#### Written task
Below are some records. Pull every line that contains the word "this".

— begin —

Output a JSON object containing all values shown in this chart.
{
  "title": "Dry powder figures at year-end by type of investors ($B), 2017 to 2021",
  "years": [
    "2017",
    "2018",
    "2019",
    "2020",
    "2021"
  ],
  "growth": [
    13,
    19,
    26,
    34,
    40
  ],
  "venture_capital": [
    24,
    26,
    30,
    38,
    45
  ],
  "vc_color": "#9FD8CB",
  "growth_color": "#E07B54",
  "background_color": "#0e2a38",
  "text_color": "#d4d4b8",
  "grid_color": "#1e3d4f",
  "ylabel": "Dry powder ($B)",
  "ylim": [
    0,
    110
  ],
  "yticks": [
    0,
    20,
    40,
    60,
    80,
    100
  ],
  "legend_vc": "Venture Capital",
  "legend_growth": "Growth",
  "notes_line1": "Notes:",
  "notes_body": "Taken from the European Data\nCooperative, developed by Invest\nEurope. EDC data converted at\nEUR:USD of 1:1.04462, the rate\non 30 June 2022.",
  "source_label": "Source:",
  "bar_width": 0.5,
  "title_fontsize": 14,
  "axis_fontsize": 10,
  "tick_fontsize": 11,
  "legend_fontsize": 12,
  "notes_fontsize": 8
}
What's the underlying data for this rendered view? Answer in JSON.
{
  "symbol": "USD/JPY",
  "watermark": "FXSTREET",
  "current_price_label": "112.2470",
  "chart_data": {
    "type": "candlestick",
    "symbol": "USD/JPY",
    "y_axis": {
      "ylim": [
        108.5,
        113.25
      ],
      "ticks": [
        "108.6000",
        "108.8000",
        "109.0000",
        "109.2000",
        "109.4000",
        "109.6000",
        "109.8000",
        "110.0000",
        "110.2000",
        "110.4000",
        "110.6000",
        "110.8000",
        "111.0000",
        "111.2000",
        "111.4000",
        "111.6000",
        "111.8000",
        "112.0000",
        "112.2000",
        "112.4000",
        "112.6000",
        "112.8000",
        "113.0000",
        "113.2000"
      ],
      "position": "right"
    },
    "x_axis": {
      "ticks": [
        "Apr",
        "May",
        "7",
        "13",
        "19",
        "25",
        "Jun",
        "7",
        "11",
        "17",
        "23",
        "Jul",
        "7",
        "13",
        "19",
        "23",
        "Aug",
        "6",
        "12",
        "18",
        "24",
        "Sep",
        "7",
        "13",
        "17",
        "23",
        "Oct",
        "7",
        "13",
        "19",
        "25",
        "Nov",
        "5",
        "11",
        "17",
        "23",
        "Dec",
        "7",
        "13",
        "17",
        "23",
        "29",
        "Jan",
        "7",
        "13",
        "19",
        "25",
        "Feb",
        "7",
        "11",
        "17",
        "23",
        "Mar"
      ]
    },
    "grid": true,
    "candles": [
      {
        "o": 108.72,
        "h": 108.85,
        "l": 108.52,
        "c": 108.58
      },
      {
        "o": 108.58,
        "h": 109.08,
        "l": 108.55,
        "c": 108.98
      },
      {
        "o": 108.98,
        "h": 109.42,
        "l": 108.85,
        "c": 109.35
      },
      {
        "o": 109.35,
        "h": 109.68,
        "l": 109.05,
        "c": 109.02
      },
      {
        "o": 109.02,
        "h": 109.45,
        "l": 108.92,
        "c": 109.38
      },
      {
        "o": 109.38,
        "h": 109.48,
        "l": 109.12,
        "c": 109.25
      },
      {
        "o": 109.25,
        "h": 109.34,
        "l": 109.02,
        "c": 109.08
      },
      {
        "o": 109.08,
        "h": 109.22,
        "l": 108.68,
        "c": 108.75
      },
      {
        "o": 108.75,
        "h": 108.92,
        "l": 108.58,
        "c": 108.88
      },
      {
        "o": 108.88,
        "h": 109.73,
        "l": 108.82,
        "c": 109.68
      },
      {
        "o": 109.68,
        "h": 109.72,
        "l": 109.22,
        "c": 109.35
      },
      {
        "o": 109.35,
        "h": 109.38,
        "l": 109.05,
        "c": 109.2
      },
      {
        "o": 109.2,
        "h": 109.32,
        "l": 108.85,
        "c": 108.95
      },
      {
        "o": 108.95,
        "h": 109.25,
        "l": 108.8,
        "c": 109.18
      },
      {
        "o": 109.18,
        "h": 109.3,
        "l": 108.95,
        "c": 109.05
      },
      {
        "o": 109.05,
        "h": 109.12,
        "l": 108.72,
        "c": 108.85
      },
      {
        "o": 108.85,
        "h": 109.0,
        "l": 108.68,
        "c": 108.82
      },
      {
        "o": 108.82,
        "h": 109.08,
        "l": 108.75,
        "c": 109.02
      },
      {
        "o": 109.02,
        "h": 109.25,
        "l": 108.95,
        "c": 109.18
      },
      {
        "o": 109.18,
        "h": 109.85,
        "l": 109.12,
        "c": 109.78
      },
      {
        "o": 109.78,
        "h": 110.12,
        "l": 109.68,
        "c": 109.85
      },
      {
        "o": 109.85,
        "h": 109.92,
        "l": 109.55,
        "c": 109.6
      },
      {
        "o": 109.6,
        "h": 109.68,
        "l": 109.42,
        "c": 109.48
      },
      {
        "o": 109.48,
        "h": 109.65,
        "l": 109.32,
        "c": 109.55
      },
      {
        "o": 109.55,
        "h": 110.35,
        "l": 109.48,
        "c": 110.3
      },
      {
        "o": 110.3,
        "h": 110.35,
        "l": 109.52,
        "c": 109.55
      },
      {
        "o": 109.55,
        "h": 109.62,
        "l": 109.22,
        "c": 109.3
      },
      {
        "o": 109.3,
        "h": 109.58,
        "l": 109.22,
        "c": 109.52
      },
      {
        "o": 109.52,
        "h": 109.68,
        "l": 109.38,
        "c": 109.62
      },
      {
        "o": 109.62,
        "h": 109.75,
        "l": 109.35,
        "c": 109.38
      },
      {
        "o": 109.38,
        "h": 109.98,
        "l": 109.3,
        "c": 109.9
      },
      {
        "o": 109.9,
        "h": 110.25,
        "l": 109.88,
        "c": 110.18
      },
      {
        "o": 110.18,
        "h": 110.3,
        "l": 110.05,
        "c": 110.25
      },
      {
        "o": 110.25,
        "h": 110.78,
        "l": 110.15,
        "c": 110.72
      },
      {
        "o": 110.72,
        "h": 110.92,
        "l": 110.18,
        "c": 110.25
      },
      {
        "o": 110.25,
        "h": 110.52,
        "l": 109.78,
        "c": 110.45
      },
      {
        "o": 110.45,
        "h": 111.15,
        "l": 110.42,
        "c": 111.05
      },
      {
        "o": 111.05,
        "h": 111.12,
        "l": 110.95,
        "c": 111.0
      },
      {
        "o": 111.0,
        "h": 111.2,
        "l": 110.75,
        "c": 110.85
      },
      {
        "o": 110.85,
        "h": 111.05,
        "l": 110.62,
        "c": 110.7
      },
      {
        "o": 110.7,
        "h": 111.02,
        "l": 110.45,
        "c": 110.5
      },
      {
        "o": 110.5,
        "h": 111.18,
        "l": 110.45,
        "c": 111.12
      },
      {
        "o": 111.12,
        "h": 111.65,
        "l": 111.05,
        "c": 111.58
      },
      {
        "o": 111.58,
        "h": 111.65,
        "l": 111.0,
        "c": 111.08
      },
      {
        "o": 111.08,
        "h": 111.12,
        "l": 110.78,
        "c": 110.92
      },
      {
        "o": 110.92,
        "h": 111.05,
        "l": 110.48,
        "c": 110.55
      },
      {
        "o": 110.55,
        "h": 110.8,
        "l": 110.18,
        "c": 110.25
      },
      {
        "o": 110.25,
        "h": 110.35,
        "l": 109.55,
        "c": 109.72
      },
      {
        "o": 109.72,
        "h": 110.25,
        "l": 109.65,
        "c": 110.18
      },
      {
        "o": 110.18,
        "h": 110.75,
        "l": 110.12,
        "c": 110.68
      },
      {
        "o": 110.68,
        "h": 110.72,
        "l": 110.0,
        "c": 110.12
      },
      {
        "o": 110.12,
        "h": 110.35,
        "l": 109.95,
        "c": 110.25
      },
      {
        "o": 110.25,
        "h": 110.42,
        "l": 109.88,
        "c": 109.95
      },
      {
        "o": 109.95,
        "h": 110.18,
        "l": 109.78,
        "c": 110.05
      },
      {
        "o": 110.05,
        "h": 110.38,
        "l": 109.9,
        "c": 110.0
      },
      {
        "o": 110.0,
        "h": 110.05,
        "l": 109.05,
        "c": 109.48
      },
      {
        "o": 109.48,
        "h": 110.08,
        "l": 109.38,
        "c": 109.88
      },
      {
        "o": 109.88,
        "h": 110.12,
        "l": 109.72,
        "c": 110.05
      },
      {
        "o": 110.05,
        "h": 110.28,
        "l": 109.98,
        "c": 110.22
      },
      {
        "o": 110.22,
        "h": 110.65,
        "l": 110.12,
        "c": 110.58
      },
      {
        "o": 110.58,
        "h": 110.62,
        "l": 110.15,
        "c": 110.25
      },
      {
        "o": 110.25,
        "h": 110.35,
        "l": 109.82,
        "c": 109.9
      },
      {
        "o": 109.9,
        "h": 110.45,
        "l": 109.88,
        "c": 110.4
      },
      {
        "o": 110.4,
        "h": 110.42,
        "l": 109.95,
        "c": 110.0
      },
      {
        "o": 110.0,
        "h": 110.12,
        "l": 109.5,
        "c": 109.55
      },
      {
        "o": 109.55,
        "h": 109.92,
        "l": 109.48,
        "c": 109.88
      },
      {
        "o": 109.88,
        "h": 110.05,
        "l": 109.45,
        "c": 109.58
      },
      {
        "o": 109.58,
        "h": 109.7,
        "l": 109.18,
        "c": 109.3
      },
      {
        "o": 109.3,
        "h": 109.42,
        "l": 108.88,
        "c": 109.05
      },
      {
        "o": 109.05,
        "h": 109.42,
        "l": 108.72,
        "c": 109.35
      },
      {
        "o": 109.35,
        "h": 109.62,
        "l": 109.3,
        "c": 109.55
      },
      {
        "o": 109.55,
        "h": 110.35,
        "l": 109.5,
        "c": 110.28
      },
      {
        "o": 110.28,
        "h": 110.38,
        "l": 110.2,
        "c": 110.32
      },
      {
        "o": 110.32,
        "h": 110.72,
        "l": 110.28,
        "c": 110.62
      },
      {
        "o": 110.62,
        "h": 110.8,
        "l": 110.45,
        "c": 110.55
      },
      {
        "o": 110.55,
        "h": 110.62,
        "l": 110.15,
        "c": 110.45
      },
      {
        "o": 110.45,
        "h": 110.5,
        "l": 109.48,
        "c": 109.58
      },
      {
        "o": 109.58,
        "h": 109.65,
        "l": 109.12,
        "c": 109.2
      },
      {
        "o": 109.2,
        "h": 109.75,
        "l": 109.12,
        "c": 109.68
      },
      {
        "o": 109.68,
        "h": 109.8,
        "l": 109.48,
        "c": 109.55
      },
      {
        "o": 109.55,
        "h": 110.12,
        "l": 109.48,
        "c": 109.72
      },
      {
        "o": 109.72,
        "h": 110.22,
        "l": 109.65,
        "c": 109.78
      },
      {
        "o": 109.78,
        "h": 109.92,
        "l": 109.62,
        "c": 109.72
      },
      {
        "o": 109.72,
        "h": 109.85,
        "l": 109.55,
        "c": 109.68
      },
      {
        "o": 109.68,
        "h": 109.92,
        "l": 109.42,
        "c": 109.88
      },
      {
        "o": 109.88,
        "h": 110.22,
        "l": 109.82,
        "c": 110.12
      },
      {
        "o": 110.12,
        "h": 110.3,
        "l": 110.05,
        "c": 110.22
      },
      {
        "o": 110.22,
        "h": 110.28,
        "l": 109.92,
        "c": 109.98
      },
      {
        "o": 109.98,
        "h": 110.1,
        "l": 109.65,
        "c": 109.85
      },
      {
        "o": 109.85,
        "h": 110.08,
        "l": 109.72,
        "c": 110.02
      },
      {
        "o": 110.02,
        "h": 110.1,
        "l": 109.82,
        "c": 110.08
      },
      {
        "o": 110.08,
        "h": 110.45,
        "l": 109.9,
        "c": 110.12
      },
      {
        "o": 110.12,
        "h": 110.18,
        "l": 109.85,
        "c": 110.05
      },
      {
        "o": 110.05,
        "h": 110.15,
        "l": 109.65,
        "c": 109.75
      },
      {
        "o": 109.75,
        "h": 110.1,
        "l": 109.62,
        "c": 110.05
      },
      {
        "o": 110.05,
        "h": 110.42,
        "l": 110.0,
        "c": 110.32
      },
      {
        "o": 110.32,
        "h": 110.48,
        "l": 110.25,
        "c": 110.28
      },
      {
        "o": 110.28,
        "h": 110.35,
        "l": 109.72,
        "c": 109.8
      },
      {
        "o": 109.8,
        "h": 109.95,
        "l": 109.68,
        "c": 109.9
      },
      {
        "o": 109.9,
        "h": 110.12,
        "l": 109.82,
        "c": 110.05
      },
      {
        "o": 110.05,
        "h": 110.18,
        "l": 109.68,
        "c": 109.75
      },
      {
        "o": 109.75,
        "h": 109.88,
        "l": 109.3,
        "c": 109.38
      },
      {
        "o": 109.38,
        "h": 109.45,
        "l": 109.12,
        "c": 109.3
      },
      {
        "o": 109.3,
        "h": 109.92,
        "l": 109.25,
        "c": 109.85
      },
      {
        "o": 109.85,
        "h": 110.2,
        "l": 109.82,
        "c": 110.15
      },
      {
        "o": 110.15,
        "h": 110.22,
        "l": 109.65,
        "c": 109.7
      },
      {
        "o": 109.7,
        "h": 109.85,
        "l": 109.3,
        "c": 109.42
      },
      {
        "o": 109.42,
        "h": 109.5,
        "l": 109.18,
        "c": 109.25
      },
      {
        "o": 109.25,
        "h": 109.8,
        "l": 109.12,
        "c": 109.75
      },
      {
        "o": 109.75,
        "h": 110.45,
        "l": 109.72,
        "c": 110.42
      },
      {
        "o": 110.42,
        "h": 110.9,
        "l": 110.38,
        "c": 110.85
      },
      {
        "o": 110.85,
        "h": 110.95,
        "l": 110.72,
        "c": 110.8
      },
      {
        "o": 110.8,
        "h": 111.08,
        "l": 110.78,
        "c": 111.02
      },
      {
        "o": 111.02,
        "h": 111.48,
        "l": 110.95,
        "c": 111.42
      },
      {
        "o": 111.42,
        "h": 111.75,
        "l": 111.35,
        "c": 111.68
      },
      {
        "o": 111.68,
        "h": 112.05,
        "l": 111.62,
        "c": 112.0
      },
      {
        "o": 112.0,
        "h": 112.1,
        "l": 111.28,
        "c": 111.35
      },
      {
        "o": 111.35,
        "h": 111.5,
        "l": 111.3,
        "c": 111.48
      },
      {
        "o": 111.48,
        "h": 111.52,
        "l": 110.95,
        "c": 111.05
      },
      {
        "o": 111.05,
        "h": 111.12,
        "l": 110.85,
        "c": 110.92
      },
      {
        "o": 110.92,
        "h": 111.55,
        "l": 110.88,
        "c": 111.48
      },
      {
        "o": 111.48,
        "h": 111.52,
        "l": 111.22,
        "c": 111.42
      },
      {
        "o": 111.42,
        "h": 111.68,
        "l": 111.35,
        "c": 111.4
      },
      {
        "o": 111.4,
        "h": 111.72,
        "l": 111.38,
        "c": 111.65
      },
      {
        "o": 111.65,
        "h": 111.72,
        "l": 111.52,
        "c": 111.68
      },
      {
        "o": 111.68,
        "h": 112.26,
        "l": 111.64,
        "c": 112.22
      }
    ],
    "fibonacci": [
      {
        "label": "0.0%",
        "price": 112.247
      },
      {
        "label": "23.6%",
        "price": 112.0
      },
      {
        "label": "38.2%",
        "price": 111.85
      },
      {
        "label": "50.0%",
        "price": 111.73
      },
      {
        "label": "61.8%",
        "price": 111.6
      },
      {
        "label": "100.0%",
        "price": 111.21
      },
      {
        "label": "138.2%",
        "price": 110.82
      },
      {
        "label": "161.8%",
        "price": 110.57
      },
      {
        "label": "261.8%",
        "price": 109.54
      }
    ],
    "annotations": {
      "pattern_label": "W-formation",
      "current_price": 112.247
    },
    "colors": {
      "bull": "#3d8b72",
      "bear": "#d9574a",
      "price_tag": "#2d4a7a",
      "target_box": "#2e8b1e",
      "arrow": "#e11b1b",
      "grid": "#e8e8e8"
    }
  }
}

— end —

#### The solution
Output a JSON object containing all values shown in this chart.
What's the underlying data for this rendered view? Answer in JSON.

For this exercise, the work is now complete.